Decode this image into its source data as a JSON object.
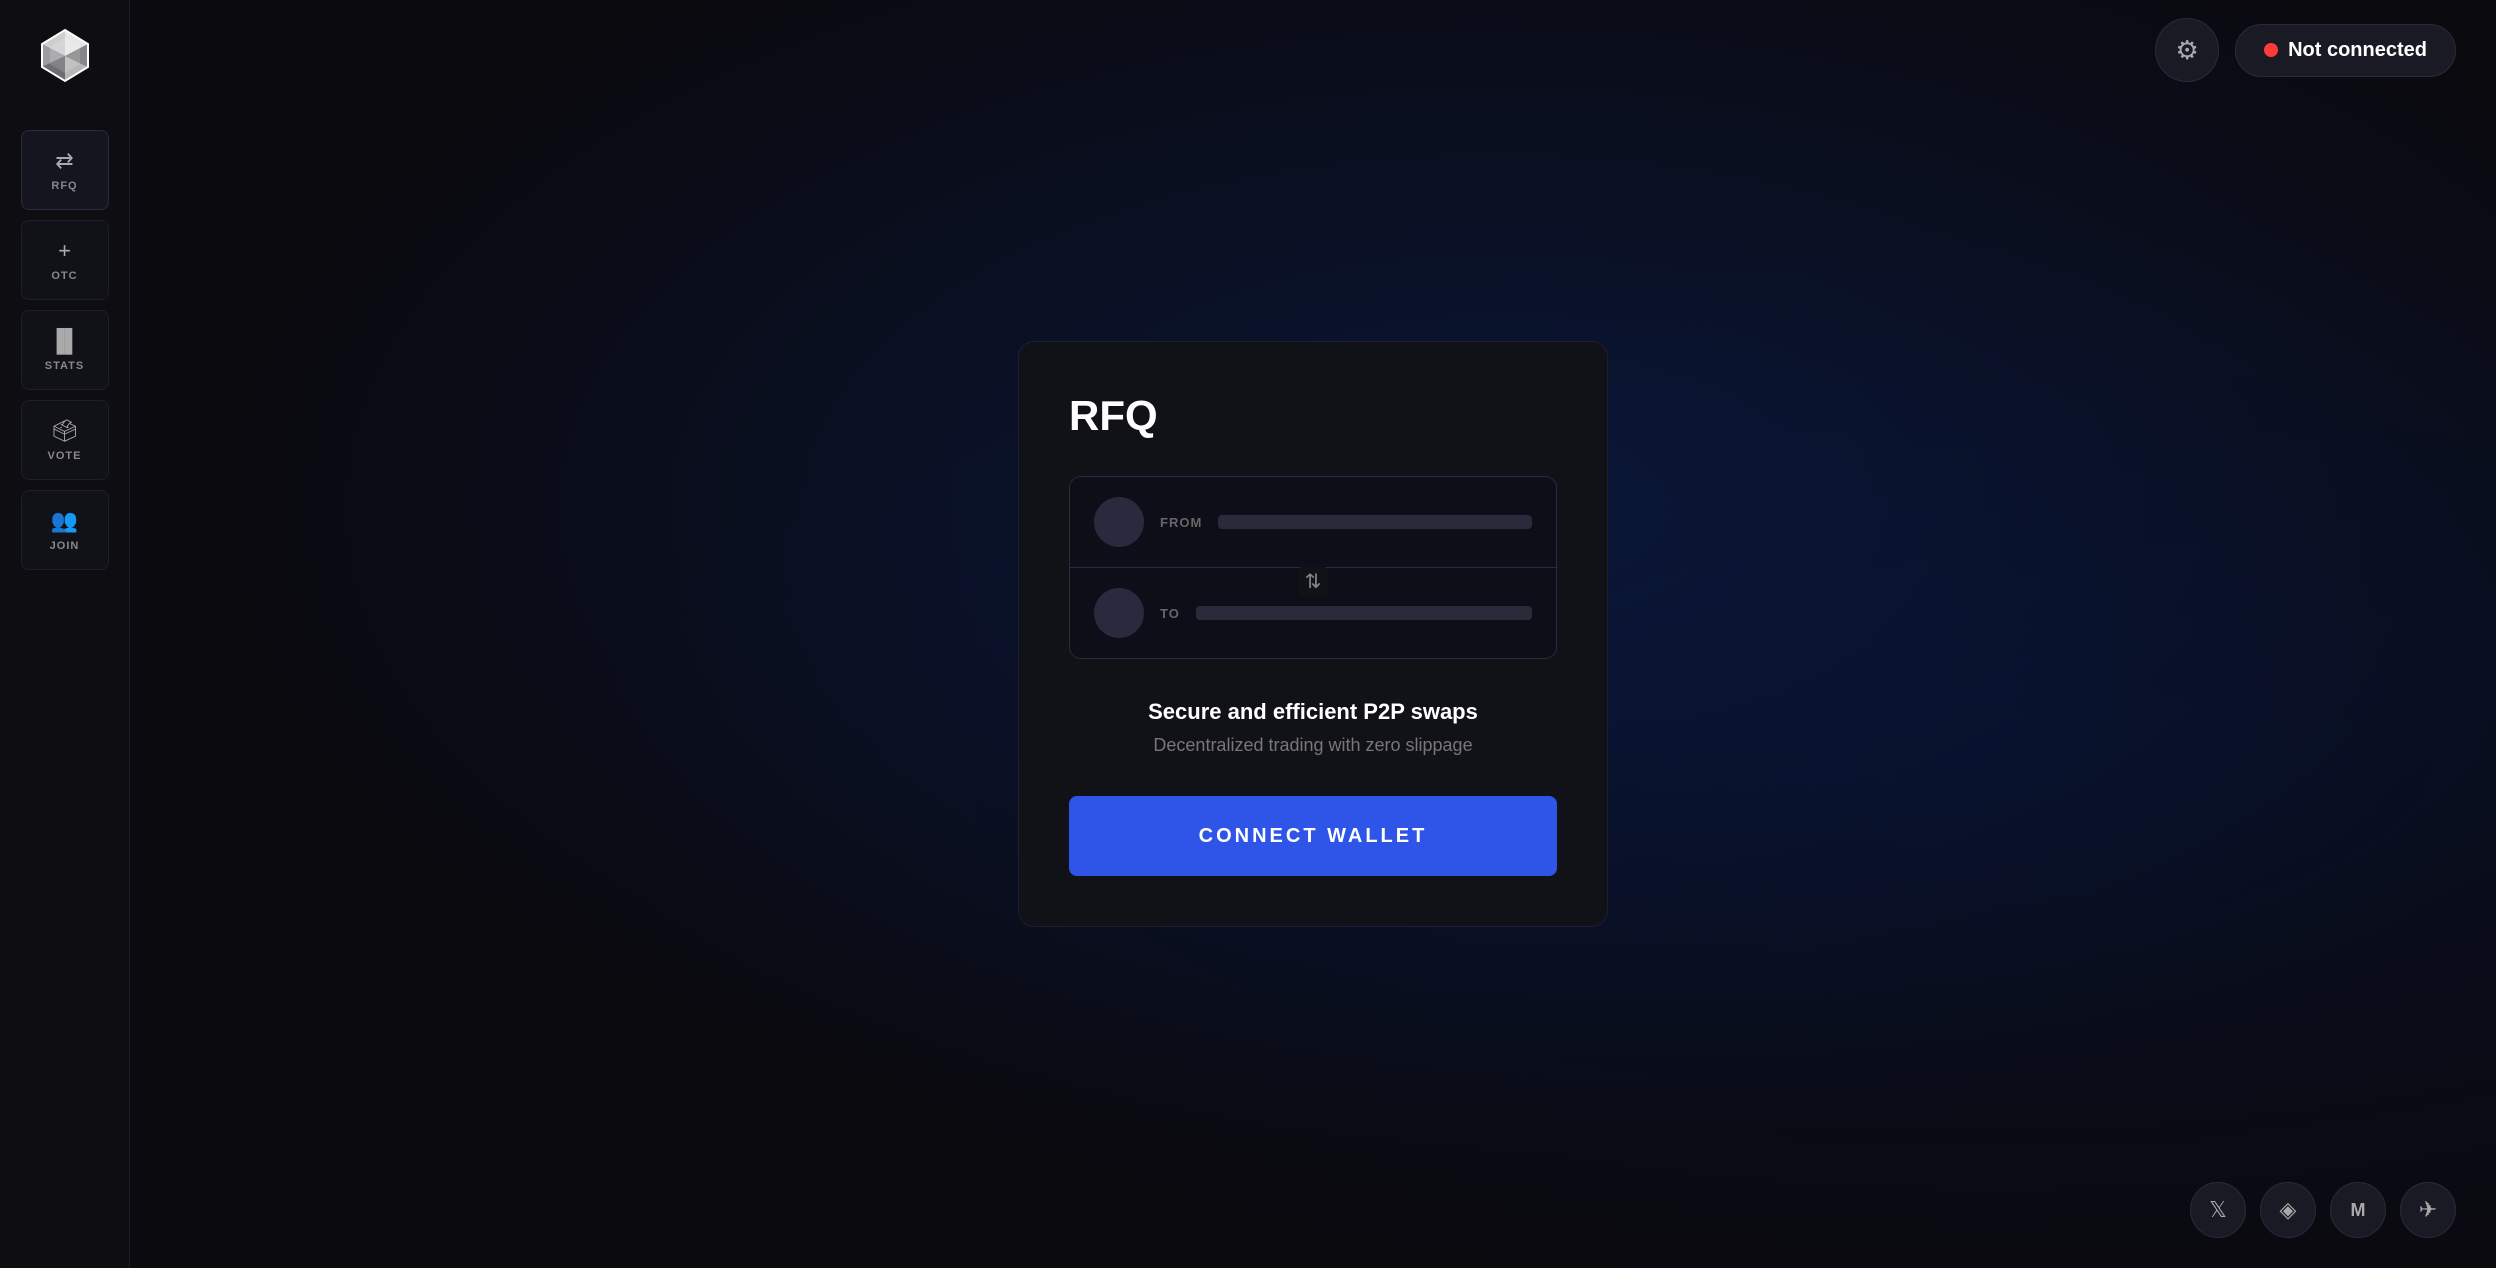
{
  "app": {
    "logo_alt": "Airswap logo"
  },
  "sidebar": {
    "items": [
      {
        "id": "rfq",
        "label": "RFQ",
        "icon": "⇄",
        "active": true
      },
      {
        "id": "otc",
        "label": "OTC",
        "icon": "+",
        "active": false
      },
      {
        "id": "stats",
        "label": "STATS",
        "icon": "📊",
        "active": false
      },
      {
        "id": "vote",
        "label": "VOTE",
        "icon": "🗳",
        "active": false
      },
      {
        "id": "join",
        "label": "JOIN",
        "icon": "👥",
        "active": false
      }
    ]
  },
  "header": {
    "settings_aria": "Settings",
    "wallet_status": "Not connected",
    "status_dot_color": "#ff3a3a"
  },
  "rfq": {
    "title": "RFQ",
    "from_label": "FROM",
    "to_label": "TO",
    "swap_icon": "⇅",
    "promo_title": "Secure and efficient P2P swaps",
    "promo_subtitle": "Decentralized trading with zero slippage",
    "connect_btn_label": "CONNECT WALLET"
  },
  "socials": [
    {
      "id": "twitter",
      "icon": "𝕏",
      "label": "Twitter"
    },
    {
      "id": "discord",
      "icon": "💬",
      "label": "Discord"
    },
    {
      "id": "medium",
      "icon": "M",
      "label": "Medium"
    },
    {
      "id": "telegram",
      "icon": "✈",
      "label": "Telegram"
    }
  ]
}
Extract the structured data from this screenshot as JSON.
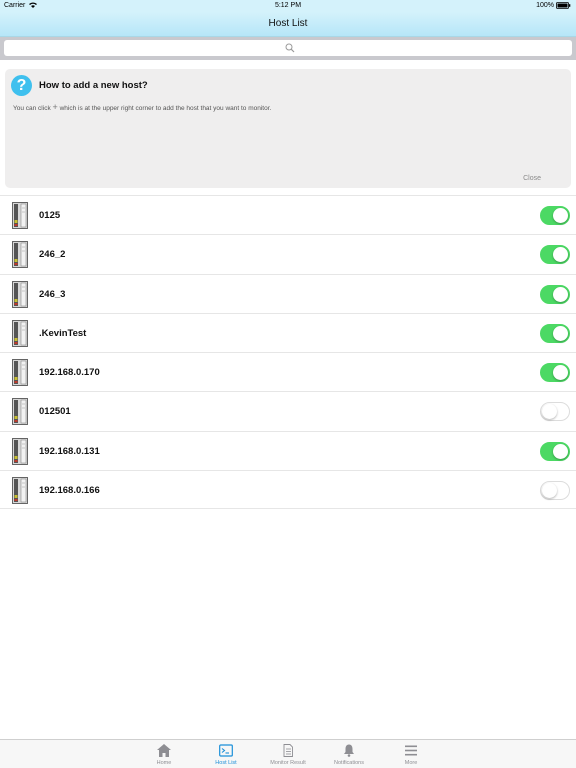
{
  "status_bar": {
    "carrier": "Carrier",
    "time": "5:12 PM",
    "battery": "100%"
  },
  "nav": {
    "title": "Host List"
  },
  "search": {
    "placeholder": "",
    "icon": "search-icon"
  },
  "help": {
    "icon_glyph": "?",
    "title": "How to add a new host?",
    "text_before": "You can click",
    "plus_glyph": "+",
    "text_after": "which is at the upper right corner to add the host that you want to monitor.",
    "close_label": "Close"
  },
  "hosts": [
    {
      "name": "0125",
      "enabled": true
    },
    {
      "name": "246_2",
      "enabled": true
    },
    {
      "name": "246_3",
      "enabled": true
    },
    {
      "name": ".KevinTest",
      "enabled": true
    },
    {
      "name": "192.168.0.170",
      "enabled": true
    },
    {
      "name": "012501",
      "enabled": false
    },
    {
      "name": "192.168.0.131",
      "enabled": true
    },
    {
      "name": "192.168.0.166",
      "enabled": false
    }
  ],
  "tabs": [
    {
      "label": "Home",
      "icon": "home-icon",
      "active": false
    },
    {
      "label": "Host List",
      "icon": "terminal-icon",
      "active": true
    },
    {
      "label": "Monitor Result",
      "icon": "document-icon",
      "active": false
    },
    {
      "label": "Notifications",
      "icon": "bell-icon",
      "active": false
    },
    {
      "label": "More",
      "icon": "menu-icon",
      "active": false
    }
  ],
  "colors": {
    "nav_bg": "#d4f2fb",
    "toggle_on": "#4cd964",
    "help_icon": "#3fc0ee",
    "tab_active": "#1b8fd9"
  }
}
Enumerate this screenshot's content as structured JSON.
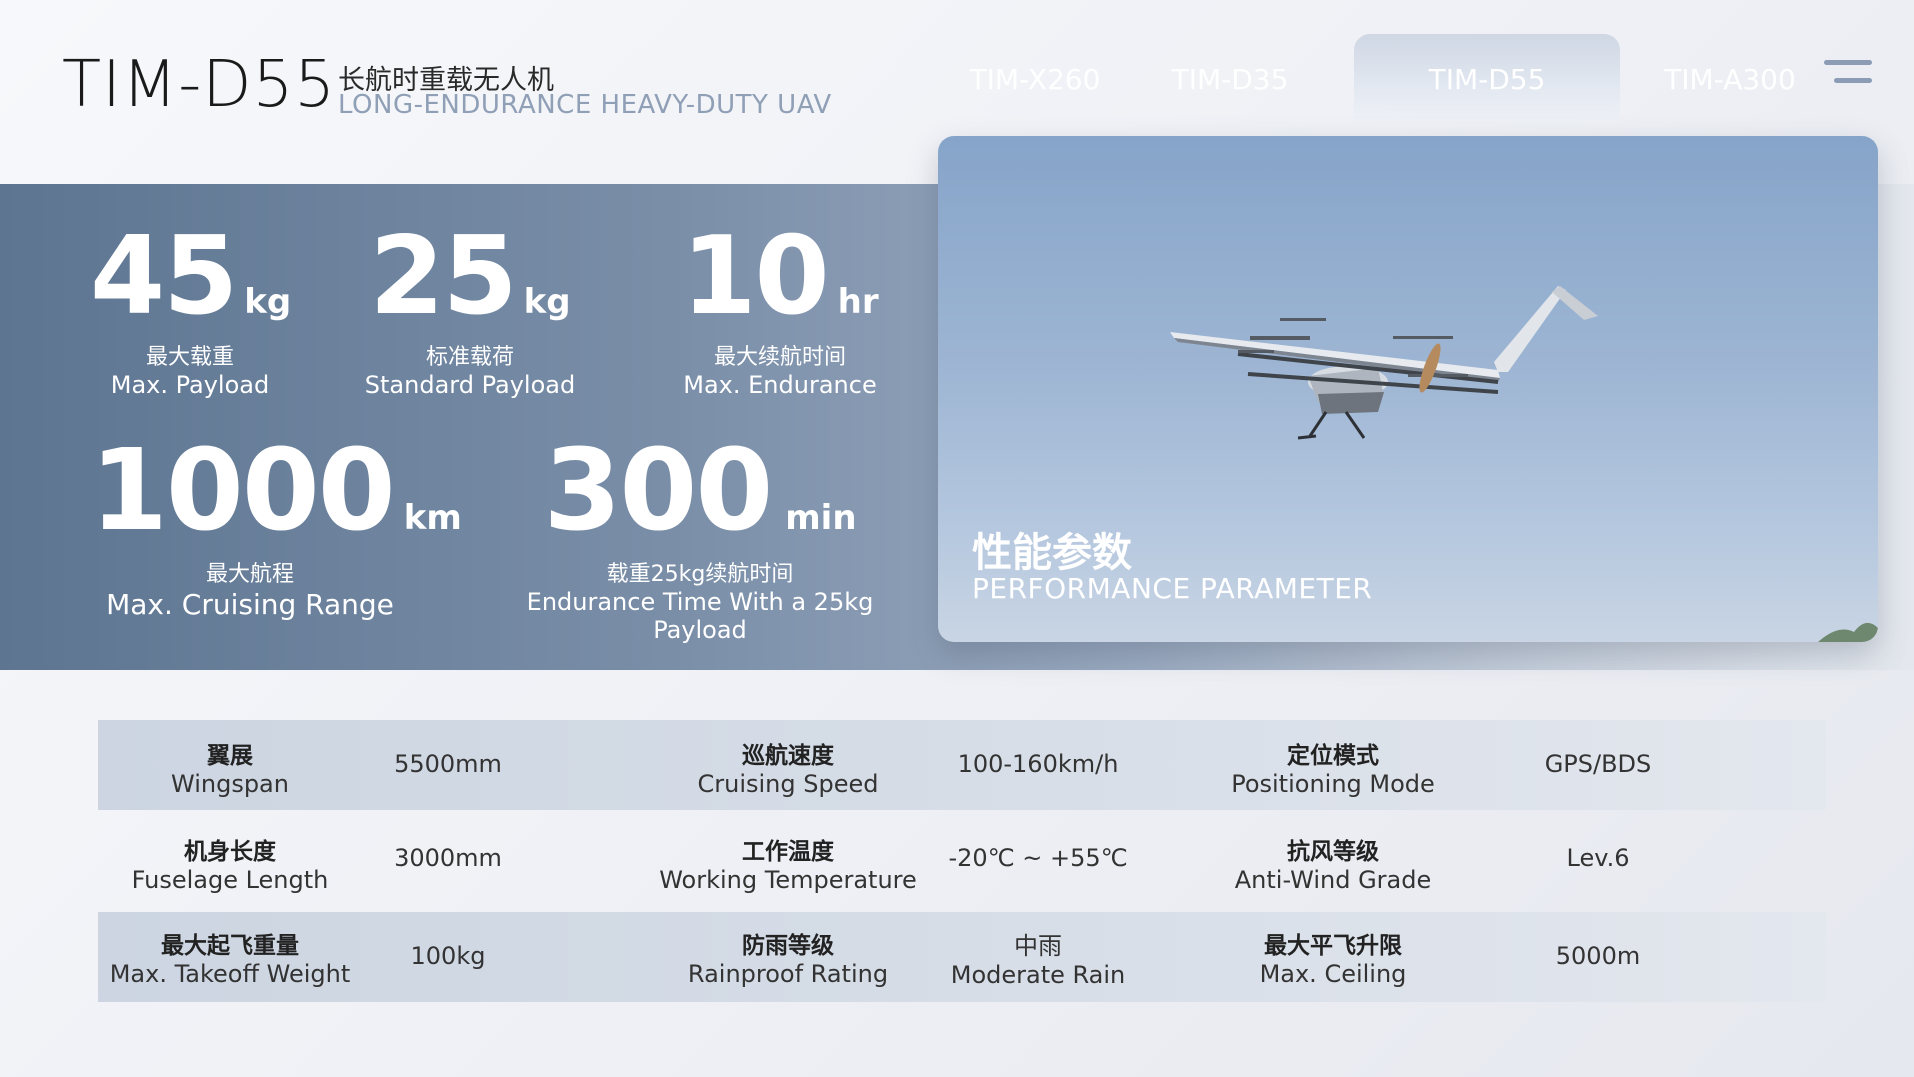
{
  "header": {
    "model": "TIM-D55",
    "title_cn": "长航时重载无人机",
    "title_en": "LONG-ENDURANCE HEAVY-DUTY UAV"
  },
  "tabs": [
    {
      "label": "TIM-X260",
      "active": false
    },
    {
      "label": "TIM-D35",
      "active": false
    },
    {
      "label": "TIM-D55",
      "active": true
    },
    {
      "label": "TIM-A300",
      "active": false
    }
  ],
  "stats": [
    {
      "value": "45",
      "unit": "kg",
      "cn": "最大载重",
      "en": "Max. Payload"
    },
    {
      "value": "25",
      "unit": "kg",
      "cn": "标准载荷",
      "en": "Standard Payload"
    },
    {
      "value": "10",
      "unit": "hr",
      "cn": "最大续航时间",
      "en": "Max. Endurance"
    },
    {
      "value": "1000",
      "unit": "km",
      "cn": "最大航程",
      "en": "Max. Cruising Range"
    },
    {
      "value": "300",
      "unit": "min",
      "cn": "载重25kg续航时间",
      "en": "Endurance Time With a 25kg Payload"
    }
  ],
  "photo": {
    "title_cn": "性能参数",
    "title_en": "PERFORMANCE PARAMETER"
  },
  "specs": [
    [
      {
        "cn": "翼展",
        "en": "Wingspan",
        "value": "5500mm"
      },
      {
        "cn": "巡航速度",
        "en": "Cruising Speed",
        "value": "100-160km/h"
      },
      {
        "cn": "定位模式",
        "en": "Positioning Mode",
        "value": "GPS/BDS"
      }
    ],
    [
      {
        "cn": "机身长度",
        "en": "Fuselage Length",
        "value": "3000mm"
      },
      {
        "cn": "工作温度",
        "en": "Working Temperature",
        "value": "-20℃ ~ +55℃"
      },
      {
        "cn": "抗风等级",
        "en": "Anti-Wind Grade",
        "value": "Lev.6"
      }
    ],
    [
      {
        "cn": "最大起飞重量",
        "en": "Max. Takeoff Weight",
        "value": "100kg"
      },
      {
        "cn": "防雨等级",
        "en": "Rainproof Rating",
        "value_cn": "中雨",
        "value": "Moderate Rain"
      },
      {
        "cn": "最大平飞升限",
        "en": "Max. Ceiling",
        "value": "5000m"
      }
    ]
  ]
}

────────────────

Your copy should repeat each entry above exactly but contain no pictures.

Decode this image into its source data as a JSON object.
{
  "app": {
    "logo_alt": "Airswap logo"
  },
  "sidebar": {
    "items": [
      {
        "id": "rfq",
        "label": "RFQ",
        "icon": "⇄",
        "active": true
      },
      {
        "id": "otc",
        "label": "OTC",
        "icon": "+",
        "active": false
      },
      {
        "id": "stats",
        "label": "STATS",
        "icon": "📊",
        "active": false
      },
      {
        "id": "vote",
        "label": "VOTE",
        "icon": "🗳",
        "active": false
      },
      {
        "id": "join",
        "label": "JOIN",
        "icon": "👥",
        "active": false
      }
    ]
  },
  "header": {
    "settings_aria": "Settings",
    "wallet_status": "Not connected",
    "status_dot_color": "#ff3a3a"
  },
  "rfq": {
    "title": "RFQ",
    "from_label": "FROM",
    "to_label": "TO",
    "swap_icon": "⇅",
    "promo_title": "Secure and efficient P2P swaps",
    "promo_subtitle": "Decentralized trading with zero slippage",
    "connect_btn_label": "CONNECT WALLET"
  },
  "socials": [
    {
      "id": "twitter",
      "icon": "𝕏",
      "label": "Twitter"
    },
    {
      "id": "discord",
      "icon": "💬",
      "label": "Discord"
    },
    {
      "id": "medium",
      "icon": "M",
      "label": "Medium"
    },
    {
      "id": "telegram",
      "icon": "✈",
      "label": "Telegram"
    }
  ]
}
Extract the structured data from this screenshot as JSON.
{
  "status_bar": {
    "carrier": "Carrier",
    "time": "5:12 PM",
    "battery": "100%"
  },
  "nav": {
    "title": "Host List"
  },
  "search": {
    "placeholder": "",
    "icon": "search-icon"
  },
  "help": {
    "icon_glyph": "?",
    "title": "How to add a new host?",
    "text_before": "You can click",
    "plus_glyph": "+",
    "text_after": "which is at the upper right corner to add the host that you want to monitor.",
    "close_label": "Close"
  },
  "hosts": [
    {
      "name": "0125",
      "enabled": true
    },
    {
      "name": "246_2",
      "enabled": true
    },
    {
      "name": "246_3",
      "enabled": true
    },
    {
      "name": ".KevinTest",
      "enabled": true
    },
    {
      "name": "192.168.0.170",
      "enabled": true
    },
    {
      "name": "012501",
      "enabled": false
    },
    {
      "name": "192.168.0.131",
      "enabled": true
    },
    {
      "name": "192.168.0.166",
      "enabled": false
    }
  ],
  "tabs": [
    {
      "label": "Home",
      "icon": "home-icon",
      "active": false
    },
    {
      "label": "Host List",
      "icon": "terminal-icon",
      "active": true
    },
    {
      "label": "Monitor Result",
      "icon": "document-icon",
      "active": false
    },
    {
      "label": "Notifications",
      "icon": "bell-icon",
      "active": false
    },
    {
      "label": "More",
      "icon": "menu-icon",
      "active": false
    }
  ],
  "colors": {
    "nav_bg": "#d4f2fb",
    "toggle_on": "#4cd964",
    "help_icon": "#3fc0ee",
    "tab_active": "#1b8fd9"
  }
}
Enumerate this screenshot's content as structured JSON.
{
  "header": {
    "model": "TIM-D55",
    "title_cn": "长航时重载无人机",
    "title_en": "LONG-ENDURANCE HEAVY-DUTY UAV"
  },
  "tabs": [
    {
      "label": "TIM-X260",
      "active": false
    },
    {
      "label": "TIM-D35",
      "active": false
    },
    {
      "label": "TIM-D55",
      "active": true
    },
    {
      "label": "TIM-A300",
      "active": false
    }
  ],
  "stats": [
    {
      "value": "45",
      "unit": "kg",
      "cn": "最大载重",
      "en": "Max. Payload"
    },
    {
      "value": "25",
      "unit": "kg",
      "cn": "标准载荷",
      "en": "Standard Payload"
    },
    {
      "value": "10",
      "unit": "hr",
      "cn": "最大续航时间",
      "en": "Max. Endurance"
    },
    {
      "value": "1000",
      "unit": "km",
      "cn": "最大航程",
      "en": "Max. Cruising Range"
    },
    {
      "value": "300",
      "unit": "min",
      "cn": "载重25kg续航时间",
      "en": "Endurance Time With a 25kg Payload"
    }
  ],
  "photo": {
    "title_cn": "性能参数",
    "title_en": "PERFORMANCE PARAMETER"
  },
  "specs": [
    [
      {
        "cn": "翼展",
        "en": "Wingspan",
        "value": "5500mm"
      },
      {
        "cn": "巡航速度",
        "en": "Cruising Speed",
        "value": "100-160km/h"
      },
      {
        "cn": "定位模式",
        "en": "Positioning Mode",
        "value": "GPS/BDS"
      }
    ],
    [
      {
        "cn": "机身长度",
        "en": "Fuselage Length",
        "value": "3000mm"
      },
      {
        "cn": "工作温度",
        "en": "Working Temperature",
        "value": "-20℃ ~ +55℃"
      },
      {
        "cn": "抗风等级",
        "en": "Anti-Wind Grade",
        "value": "Lev.6"
      }
    ],
    [
      {
        "cn": "最大起飞重量",
        "en": "Max. Takeoff Weight",
        "value": "100kg"
      },
      {
        "cn": "防雨等级",
        "en": "Rainproof Rating",
        "value_cn": "中雨",
        "value": "Moderate Rain"
      },
      {
        "cn": "最大平飞升限",
        "en": "Max. Ceiling",
        "value": "5000m"
      }
    ]
  ]
}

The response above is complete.